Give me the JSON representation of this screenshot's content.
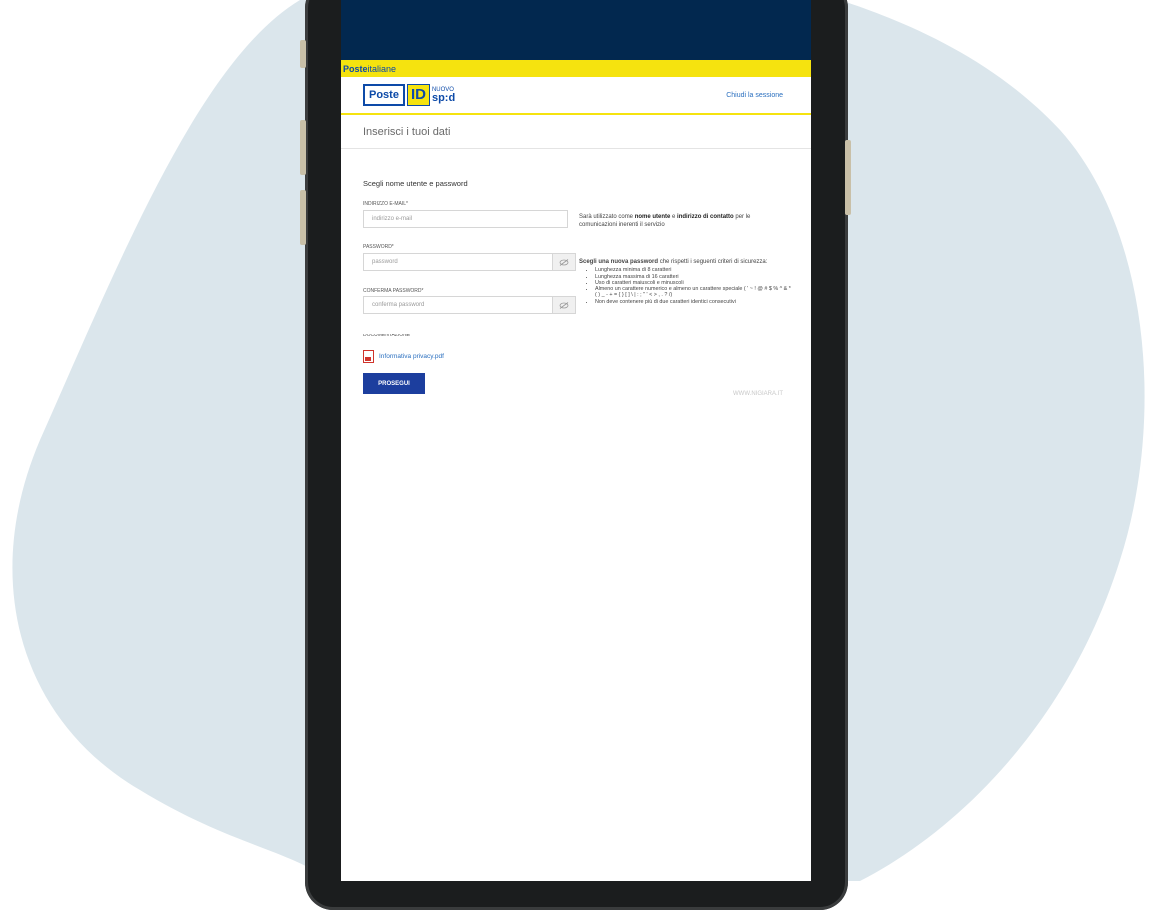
{
  "colors": {
    "background_blob": "#dbe6ec",
    "status_bar": "#02284f",
    "brand_yellow": "#f5e30f",
    "brand_blue": "#0d4aa8",
    "button": "#1c3e9e"
  },
  "brand": {
    "poste_bold": "Poste",
    "poste_regular": "italiane"
  },
  "logo": {
    "poste": "Poste",
    "id": "ID",
    "nuovo": "NUOVO",
    "spid": "sp:d"
  },
  "header": {
    "close_session": "Chiudi la sessione"
  },
  "page": {
    "title": "Inserisci i tuoi dati"
  },
  "form": {
    "section_title": "Scegli nome utente e password",
    "email": {
      "label": "INDIRIZZO E-MAIL*",
      "placeholder": "indirizzo e-mail"
    },
    "email_hint": {
      "pre": "Sarà utilizzato come ",
      "bold1": "nome utente",
      "mid": " e ",
      "bold2": "indirizzo di contatto",
      "post": " per le comunicazioni inerenti il servizio"
    },
    "password": {
      "label": "PASSWORD*",
      "placeholder": "password"
    },
    "confirm": {
      "label": "CONFERMA PASSWORD*",
      "placeholder": "conferma password"
    },
    "criteria": {
      "intro_bold": "Scegli una nuova password",
      "intro_rest": " che rispetti i seguenti criteri di sicurezza:",
      "items": [
        "Lunghezza minima di 8 caratteri",
        "Lunghezza massima di 16 caratteri",
        "Uso di caratteri maiuscoli e minuscoli",
        "Almeno un carattere numerico e almeno un carattere speciale ( ' ~ ! @ # $ % ^ & * ( ) _ - + = { } [ ] \\ | : ; \" ' < > , . ? /)",
        "Non deve contenere più di due caratteri identici consecutivi"
      ]
    },
    "documentation_label": "DOCUMENTAZIONE",
    "privacy_link": "Informativa privacy.pdf",
    "submit": "PROSEGUI"
  },
  "watermark": "WWW.NIGIARA.IT"
}
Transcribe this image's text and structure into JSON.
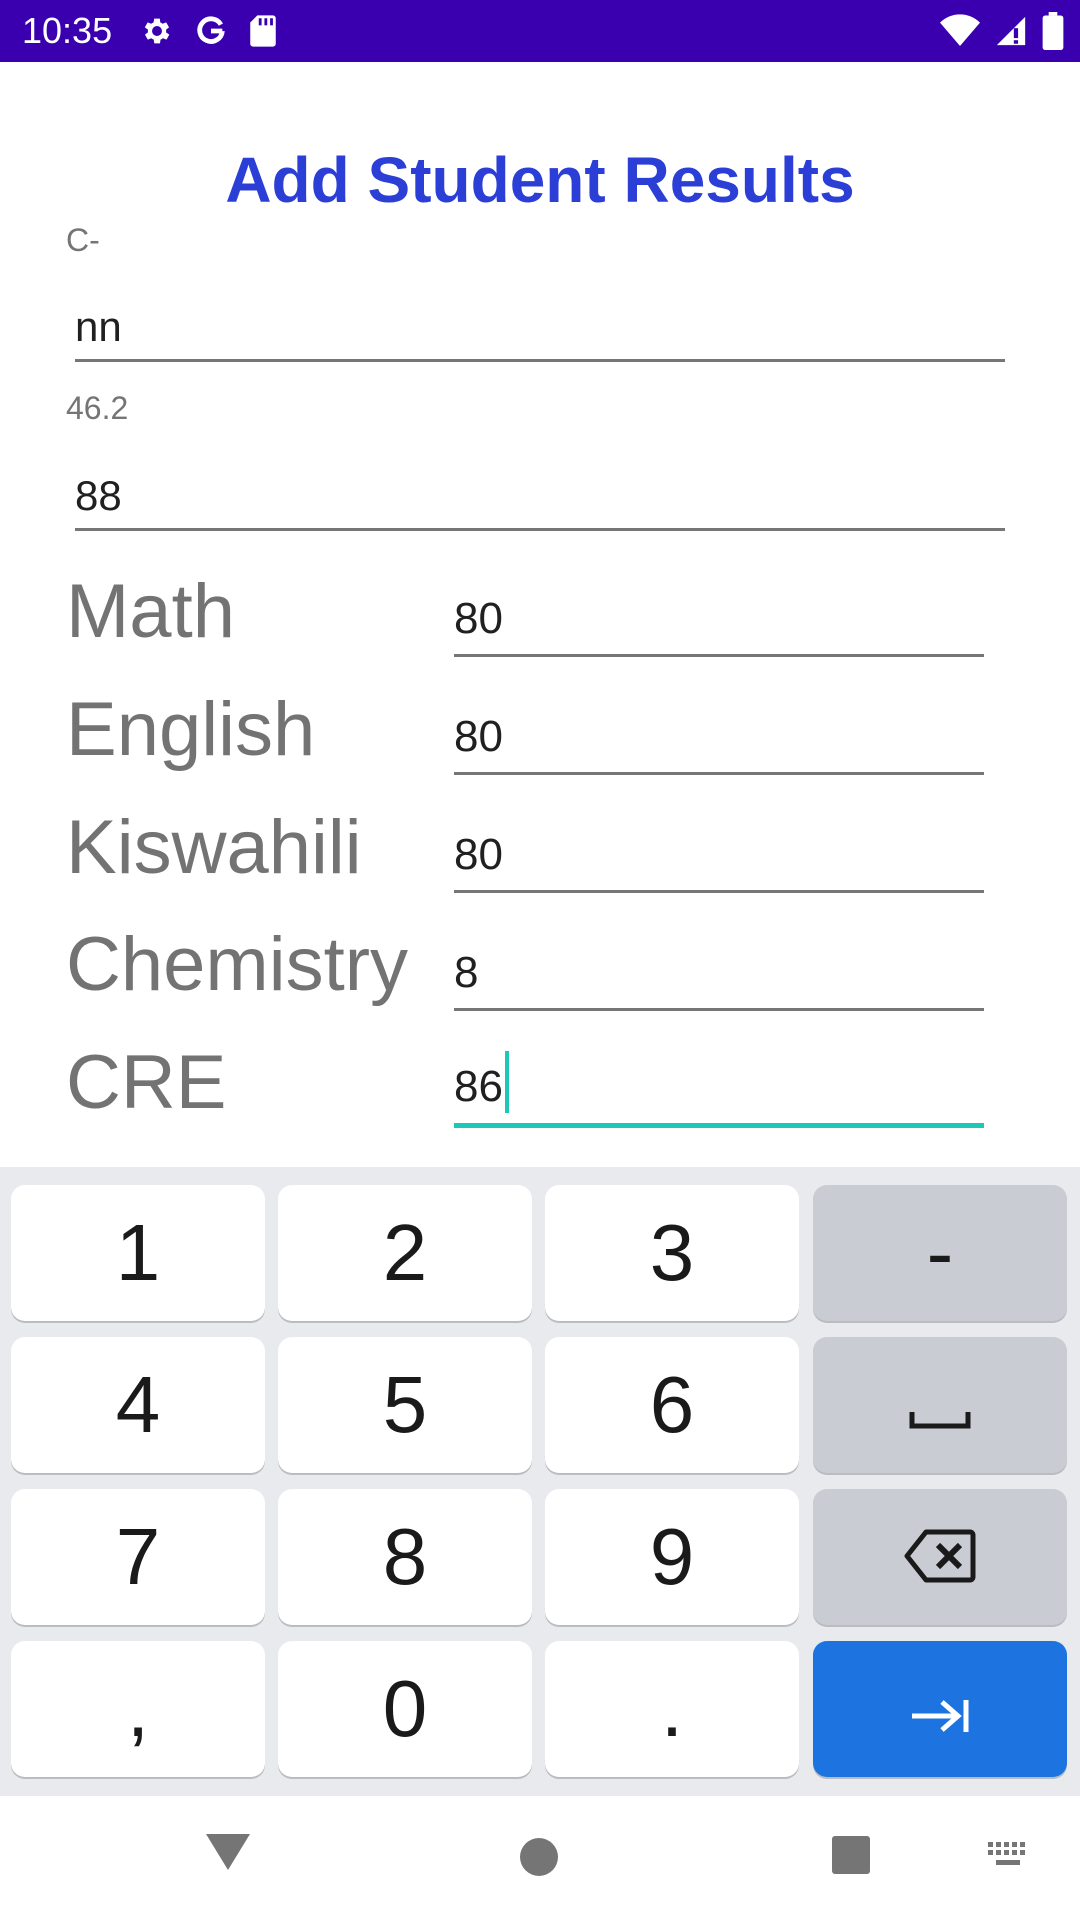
{
  "status_bar": {
    "time": "10:35",
    "icons_left": [
      "settings-icon",
      "google-icon",
      "sd-card-icon"
    ],
    "icons_right": [
      "wifi-icon",
      "signal-icon",
      "battery-icon"
    ],
    "color": "#3a00b0"
  },
  "app": {
    "title": "Add Student Results",
    "title_color": "#2b3fd6",
    "grade_label": "C-",
    "name_value": "nn",
    "average_label": "46.2",
    "adm_value": "88",
    "subjects": [
      {
        "label": "Math",
        "value": "80"
      },
      {
        "label": "English",
        "value": "80"
      },
      {
        "label": "Kiswahili",
        "value": "80"
      },
      {
        "label": "Chemistry",
        "value": "8"
      },
      {
        "label": "CRE",
        "value": "86"
      }
    ],
    "focus_color": "#1ec8b8"
  },
  "keyboard": {
    "rows": [
      [
        "1",
        "2",
        "3",
        "-"
      ],
      [
        "4",
        "5",
        "6",
        "space-icon"
      ],
      [
        "7",
        "8",
        "9",
        "backspace-icon"
      ],
      [
        ",",
        "0",
        ".",
        "tab-next-icon"
      ]
    ],
    "action_color": "#1d74e0"
  },
  "nav_bar": {
    "buttons": [
      "back-triangle-icon",
      "home-circle-icon",
      "recents-square-icon",
      "keyboard-switch-icon"
    ]
  }
}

◇ ◇ ◇ ◇ ◇ ◇ ◇

§ PROMPT:
Give the material again exactly as it is, but keep the pictures out.

§ WORKED ANSWER:
Give me the JSON representation of this screenshot's content.
{
  "colors": {
    "background_blob": "#dbe6ec",
    "status_bar": "#02284f",
    "brand_yellow": "#f5e30f",
    "brand_blue": "#0d4aa8",
    "button": "#1c3e9e"
  },
  "brand": {
    "poste_bold": "Poste",
    "poste_regular": "italiane"
  },
  "logo": {
    "poste": "Poste",
    "id": "ID",
    "nuovo": "NUOVO",
    "spid": "sp:d"
  },
  "header": {
    "close_session": "Chiudi la sessione"
  },
  "page": {
    "title": "Inserisci i tuoi dati"
  },
  "form": {
    "section_title": "Scegli nome utente e password",
    "email": {
      "label": "INDIRIZZO E-MAIL*",
      "placeholder": "indirizzo e-mail"
    },
    "email_hint": {
      "pre": "Sarà utilizzato come ",
      "bold1": "nome utente",
      "mid": " e ",
      "bold2": "indirizzo di contatto",
      "post": " per le comunicazioni inerenti il servizio"
    },
    "password": {
      "label": "PASSWORD*",
      "placeholder": "password"
    },
    "confirm": {
      "label": "CONFERMA PASSWORD*",
      "placeholder": "conferma password"
    },
    "criteria": {
      "intro_bold": "Scegli una nuova password",
      "intro_rest": " che rispetti i seguenti criteri di sicurezza:",
      "items": [
        "Lunghezza minima di 8 caratteri",
        "Lunghezza massima di 16 caratteri",
        "Uso di caratteri maiuscoli e minuscoli",
        "Almeno un carattere numerico e almeno un carattere speciale ( ' ~ ! @ # $ % ^ & * ( ) _ - + = { } [ ] \\ | : ; \" ' < > , . ? /)",
        "Non deve contenere più di due caratteri identici consecutivi"
      ]
    },
    "documentation_label": "DOCUMENTAZIONE",
    "privacy_link": "Informativa privacy.pdf",
    "submit": "PROSEGUI"
  },
  "watermark": "WWW.NIGIARA.IT"
}
Transcribe this image's text and structure into JSON.
{
  "status_bar": {
    "time": "10:35",
    "icons_left": [
      "settings-icon",
      "google-icon",
      "sd-card-icon"
    ],
    "icons_right": [
      "wifi-icon",
      "signal-icon",
      "battery-icon"
    ],
    "color": "#3a00b0"
  },
  "app": {
    "title": "Add Student Results",
    "title_color": "#2b3fd6",
    "grade_label": "C-",
    "name_value": "nn",
    "average_label": "46.2",
    "adm_value": "88",
    "subjects": [
      {
        "label": "Math",
        "value": "80"
      },
      {
        "label": "English",
        "value": "80"
      },
      {
        "label": "Kiswahili",
        "value": "80"
      },
      {
        "label": "Chemistry",
        "value": "8"
      },
      {
        "label": "CRE",
        "value": "86"
      }
    ],
    "focus_color": "#1ec8b8"
  },
  "keyboard": {
    "rows": [
      [
        "1",
        "2",
        "3",
        "-"
      ],
      [
        "4",
        "5",
        "6",
        "space-icon"
      ],
      [
        "7",
        "8",
        "9",
        "backspace-icon"
      ],
      [
        ",",
        "0",
        ".",
        "tab-next-icon"
      ]
    ],
    "action_color": "#1d74e0"
  },
  "nav_bar": {
    "buttons": [
      "back-triangle-icon",
      "home-circle-icon",
      "recents-square-icon",
      "keyboard-switch-icon"
    ]
  }
}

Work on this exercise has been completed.